> DIRECTIVE
From the listing, collect all lines containing the word "Industry".

▬▬▬

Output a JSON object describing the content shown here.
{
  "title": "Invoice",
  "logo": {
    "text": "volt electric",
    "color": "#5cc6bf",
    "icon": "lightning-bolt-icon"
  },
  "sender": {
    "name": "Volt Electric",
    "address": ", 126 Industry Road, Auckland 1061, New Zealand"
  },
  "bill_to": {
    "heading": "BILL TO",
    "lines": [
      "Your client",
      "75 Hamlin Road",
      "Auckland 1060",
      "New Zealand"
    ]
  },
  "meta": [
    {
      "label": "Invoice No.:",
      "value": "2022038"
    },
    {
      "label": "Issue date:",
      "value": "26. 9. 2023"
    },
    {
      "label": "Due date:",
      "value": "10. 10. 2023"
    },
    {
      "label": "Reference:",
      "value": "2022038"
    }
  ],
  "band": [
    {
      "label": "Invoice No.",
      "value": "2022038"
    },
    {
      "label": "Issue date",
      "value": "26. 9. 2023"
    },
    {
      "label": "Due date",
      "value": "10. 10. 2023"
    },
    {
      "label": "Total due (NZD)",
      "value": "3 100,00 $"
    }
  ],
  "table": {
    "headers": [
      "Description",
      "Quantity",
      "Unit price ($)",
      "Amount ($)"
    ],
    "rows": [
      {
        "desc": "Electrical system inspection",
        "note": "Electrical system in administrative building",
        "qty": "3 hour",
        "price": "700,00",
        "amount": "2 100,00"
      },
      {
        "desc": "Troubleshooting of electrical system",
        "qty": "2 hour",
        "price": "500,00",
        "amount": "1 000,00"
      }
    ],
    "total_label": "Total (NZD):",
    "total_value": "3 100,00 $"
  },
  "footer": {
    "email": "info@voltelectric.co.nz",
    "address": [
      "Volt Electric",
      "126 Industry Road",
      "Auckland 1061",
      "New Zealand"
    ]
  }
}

▬▬▬

> EXERCISE OUTPUT
    "address": ", 126 Industry Road, Auckland 1061, New Zealand"
      "126 Industry Road",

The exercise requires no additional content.